[A block of data]

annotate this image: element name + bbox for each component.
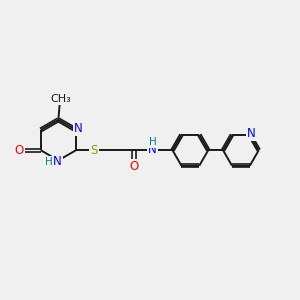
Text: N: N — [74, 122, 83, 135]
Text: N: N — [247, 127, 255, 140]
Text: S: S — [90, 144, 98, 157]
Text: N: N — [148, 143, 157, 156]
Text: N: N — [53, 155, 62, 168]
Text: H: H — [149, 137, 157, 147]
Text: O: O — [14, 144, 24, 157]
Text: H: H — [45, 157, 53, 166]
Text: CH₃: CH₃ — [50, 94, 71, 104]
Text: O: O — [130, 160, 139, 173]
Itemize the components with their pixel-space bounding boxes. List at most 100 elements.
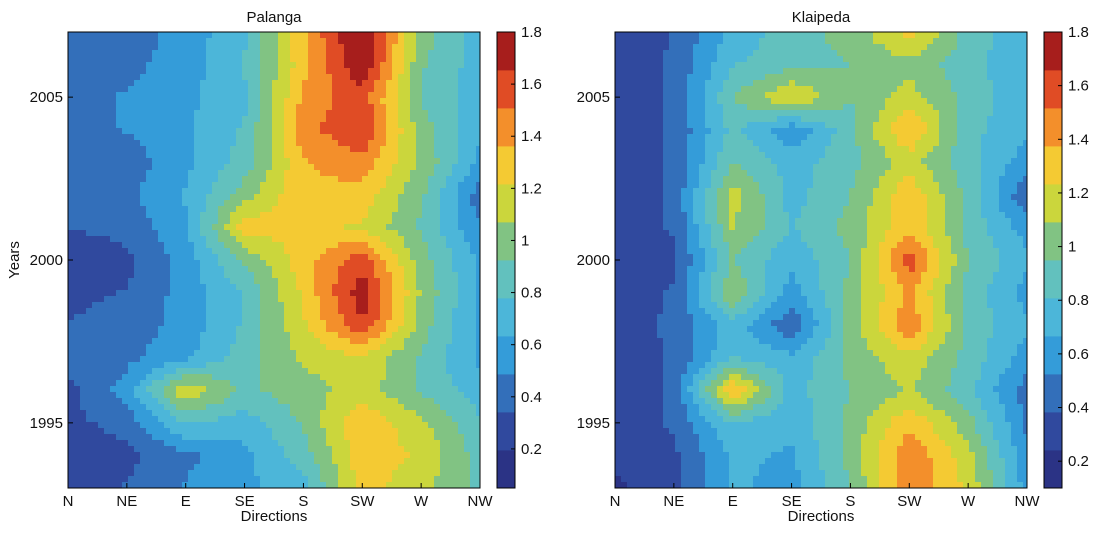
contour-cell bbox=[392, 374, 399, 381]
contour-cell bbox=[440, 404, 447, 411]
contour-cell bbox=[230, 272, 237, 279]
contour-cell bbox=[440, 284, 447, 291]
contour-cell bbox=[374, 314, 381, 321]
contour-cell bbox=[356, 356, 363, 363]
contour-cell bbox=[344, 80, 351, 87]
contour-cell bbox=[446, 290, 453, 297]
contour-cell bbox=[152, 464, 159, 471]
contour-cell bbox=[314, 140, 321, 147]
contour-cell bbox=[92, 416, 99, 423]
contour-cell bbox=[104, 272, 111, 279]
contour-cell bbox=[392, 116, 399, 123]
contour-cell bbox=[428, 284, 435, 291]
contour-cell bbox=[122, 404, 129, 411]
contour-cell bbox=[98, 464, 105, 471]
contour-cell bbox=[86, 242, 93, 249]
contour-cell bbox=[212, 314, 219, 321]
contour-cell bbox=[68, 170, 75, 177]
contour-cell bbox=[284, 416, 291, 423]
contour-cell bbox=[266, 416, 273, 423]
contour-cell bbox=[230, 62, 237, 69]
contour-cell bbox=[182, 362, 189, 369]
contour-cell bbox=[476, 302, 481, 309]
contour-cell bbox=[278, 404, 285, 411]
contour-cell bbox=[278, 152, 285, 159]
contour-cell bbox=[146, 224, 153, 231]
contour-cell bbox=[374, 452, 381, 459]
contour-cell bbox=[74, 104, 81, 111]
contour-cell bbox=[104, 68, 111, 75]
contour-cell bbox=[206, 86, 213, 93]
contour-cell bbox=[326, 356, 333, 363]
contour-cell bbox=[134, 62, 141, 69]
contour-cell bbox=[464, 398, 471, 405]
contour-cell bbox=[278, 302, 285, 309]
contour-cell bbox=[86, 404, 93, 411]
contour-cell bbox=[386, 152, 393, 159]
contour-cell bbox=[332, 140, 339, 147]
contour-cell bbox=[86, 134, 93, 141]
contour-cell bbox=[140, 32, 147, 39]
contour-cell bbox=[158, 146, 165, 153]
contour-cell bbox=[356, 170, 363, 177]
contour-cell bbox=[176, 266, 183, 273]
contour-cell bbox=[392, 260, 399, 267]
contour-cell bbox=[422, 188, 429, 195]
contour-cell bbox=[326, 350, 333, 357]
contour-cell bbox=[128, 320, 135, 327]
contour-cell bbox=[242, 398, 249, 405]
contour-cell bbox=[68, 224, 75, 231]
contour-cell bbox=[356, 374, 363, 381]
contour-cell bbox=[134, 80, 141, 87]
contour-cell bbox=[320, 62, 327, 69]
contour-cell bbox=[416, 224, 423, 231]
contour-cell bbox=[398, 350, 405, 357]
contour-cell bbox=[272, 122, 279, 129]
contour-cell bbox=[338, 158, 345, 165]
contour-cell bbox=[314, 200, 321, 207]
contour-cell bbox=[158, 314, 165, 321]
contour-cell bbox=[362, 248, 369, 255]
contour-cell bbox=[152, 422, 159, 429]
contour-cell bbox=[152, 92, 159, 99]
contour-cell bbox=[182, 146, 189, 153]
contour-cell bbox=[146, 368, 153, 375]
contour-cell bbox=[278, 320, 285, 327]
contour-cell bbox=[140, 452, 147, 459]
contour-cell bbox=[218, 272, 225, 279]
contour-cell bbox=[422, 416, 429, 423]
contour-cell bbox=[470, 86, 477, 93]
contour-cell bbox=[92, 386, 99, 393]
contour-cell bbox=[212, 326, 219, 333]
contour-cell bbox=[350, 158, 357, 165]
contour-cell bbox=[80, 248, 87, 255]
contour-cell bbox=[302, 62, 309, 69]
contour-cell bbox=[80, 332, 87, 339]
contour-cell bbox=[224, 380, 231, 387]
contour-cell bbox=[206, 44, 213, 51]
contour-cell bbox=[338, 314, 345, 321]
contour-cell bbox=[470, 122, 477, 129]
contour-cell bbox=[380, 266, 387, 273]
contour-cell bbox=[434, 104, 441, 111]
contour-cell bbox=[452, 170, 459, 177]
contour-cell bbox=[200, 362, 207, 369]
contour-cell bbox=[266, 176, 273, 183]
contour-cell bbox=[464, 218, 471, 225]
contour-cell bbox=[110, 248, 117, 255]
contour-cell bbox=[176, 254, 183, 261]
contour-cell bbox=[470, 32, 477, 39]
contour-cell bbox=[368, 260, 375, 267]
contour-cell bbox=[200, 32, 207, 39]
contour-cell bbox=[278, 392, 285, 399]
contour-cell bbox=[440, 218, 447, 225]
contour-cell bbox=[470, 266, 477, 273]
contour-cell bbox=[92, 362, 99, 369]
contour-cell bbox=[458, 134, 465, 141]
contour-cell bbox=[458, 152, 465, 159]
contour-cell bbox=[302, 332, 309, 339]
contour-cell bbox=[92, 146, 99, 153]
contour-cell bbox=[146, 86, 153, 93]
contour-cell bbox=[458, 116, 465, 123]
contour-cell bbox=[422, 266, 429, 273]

TO BE DONE: Copy every one of the records above line for line, leaving out the pictures.

SOLVED PROBLEM:
annotate this image: element name + bbox for each component.
Text: N: N — [74, 122, 83, 135]
Text: N: N — [247, 127, 255, 140]
Text: S: S — [90, 144, 98, 157]
Text: N: N — [148, 143, 157, 156]
Text: N: N — [53, 155, 62, 168]
Text: H: H — [149, 137, 157, 147]
Text: O: O — [14, 144, 24, 157]
Text: H: H — [45, 157, 53, 166]
Text: CH₃: CH₃ — [50, 94, 71, 104]
Text: O: O — [130, 160, 139, 173]
Itemize the components with their pixel-space bounding boxes. List at most 100 elements.
contour-cell bbox=[392, 374, 399, 381]
contour-cell bbox=[440, 404, 447, 411]
contour-cell bbox=[230, 272, 237, 279]
contour-cell bbox=[440, 284, 447, 291]
contour-cell bbox=[374, 314, 381, 321]
contour-cell bbox=[356, 356, 363, 363]
contour-cell bbox=[344, 80, 351, 87]
contour-cell bbox=[446, 290, 453, 297]
contour-cell bbox=[152, 464, 159, 471]
contour-cell bbox=[314, 140, 321, 147]
contour-cell bbox=[92, 416, 99, 423]
contour-cell bbox=[104, 272, 111, 279]
contour-cell bbox=[392, 116, 399, 123]
contour-cell bbox=[428, 284, 435, 291]
contour-cell bbox=[122, 404, 129, 411]
contour-cell bbox=[98, 464, 105, 471]
contour-cell bbox=[86, 242, 93, 249]
contour-cell bbox=[212, 314, 219, 321]
contour-cell bbox=[68, 170, 75, 177]
contour-cell bbox=[284, 416, 291, 423]
contour-cell bbox=[266, 416, 273, 423]
contour-cell bbox=[230, 62, 237, 69]
contour-cell bbox=[182, 362, 189, 369]
contour-cell bbox=[476, 302, 481, 309]
contour-cell bbox=[278, 404, 285, 411]
contour-cell bbox=[278, 152, 285, 159]
contour-cell bbox=[146, 224, 153, 231]
contour-cell bbox=[374, 452, 381, 459]
contour-cell bbox=[74, 104, 81, 111]
contour-cell bbox=[104, 68, 111, 75]
contour-cell bbox=[206, 86, 213, 93]
contour-cell bbox=[326, 356, 333, 363]
contour-cell bbox=[134, 62, 141, 69]
contour-cell bbox=[464, 398, 471, 405]
contour-cell bbox=[278, 302, 285, 309]
contour-cell bbox=[86, 404, 93, 411]
contour-cell bbox=[386, 152, 393, 159]
contour-cell bbox=[332, 140, 339, 147]
contour-cell bbox=[86, 134, 93, 141]
contour-cell bbox=[140, 32, 147, 39]
contour-cell bbox=[158, 146, 165, 153]
contour-cell bbox=[356, 170, 363, 177]
contour-cell bbox=[176, 266, 183, 273]
contour-cell bbox=[392, 260, 399, 267]
contour-cell bbox=[422, 188, 429, 195]
contour-cell bbox=[326, 350, 333, 357]
contour-cell bbox=[128, 320, 135, 327]
contour-cell bbox=[242, 398, 249, 405]
contour-cell bbox=[68, 224, 75, 231]
contour-cell bbox=[356, 374, 363, 381]
contour-cell bbox=[134, 80, 141, 87]
contour-cell bbox=[320, 62, 327, 69]
contour-cell bbox=[416, 224, 423, 231]
contour-cell bbox=[398, 350, 405, 357]
contour-cell bbox=[272, 122, 279, 129]
contour-cell bbox=[338, 158, 345, 165]
contour-cell bbox=[314, 200, 321, 207]
contour-cell bbox=[158, 314, 165, 321]
contour-cell bbox=[362, 248, 369, 255]
contour-cell bbox=[152, 422, 159, 429]
contour-cell bbox=[152, 92, 159, 99]
contour-cell bbox=[182, 146, 189, 153]
contour-cell bbox=[146, 368, 153, 375]
contour-cell bbox=[278, 320, 285, 327]
contour-cell bbox=[140, 452, 147, 459]
contour-cell bbox=[218, 272, 225, 279]
contour-cell bbox=[422, 416, 429, 423]
contour-cell bbox=[470, 86, 477, 93]
contour-cell bbox=[92, 386, 99, 393]
contour-cell bbox=[212, 326, 219, 333]
contour-cell bbox=[350, 158, 357, 165]
contour-cell bbox=[80, 248, 87, 255]
contour-cell bbox=[302, 62, 309, 69]
contour-cell bbox=[80, 332, 87, 339]
contour-cell bbox=[224, 380, 231, 387]
contour-cell bbox=[206, 44, 213, 51]
contour-cell bbox=[338, 314, 345, 321]
contour-cell bbox=[470, 122, 477, 129]
contour-cell bbox=[380, 266, 387, 273]
contour-cell bbox=[434, 104, 441, 111]
contour-cell bbox=[452, 170, 459, 177]
contour-cell bbox=[200, 362, 207, 369]
contour-cell bbox=[266, 176, 273, 183]
contour-cell bbox=[464, 218, 471, 225]
contour-cell bbox=[110, 248, 117, 255]
contour-cell bbox=[176, 254, 183, 261]
contour-cell bbox=[470, 32, 477, 39]
contour-cell bbox=[368, 260, 375, 267]
contour-cell bbox=[200, 32, 207, 39]
contour-cell bbox=[278, 392, 285, 399]
contour-cell bbox=[440, 218, 447, 225]
contour-cell bbox=[470, 266, 477, 273]
contour-cell bbox=[92, 362, 99, 369]
contour-cell bbox=[458, 134, 465, 141]
contour-cell bbox=[458, 152, 465, 159]
contour-cell bbox=[302, 332, 309, 339]
contour-cell bbox=[92, 146, 99, 153]
contour-cell bbox=[146, 86, 153, 93]
contour-cell bbox=[458, 116, 465, 123]
contour-cell bbox=[422, 266, 429, 273]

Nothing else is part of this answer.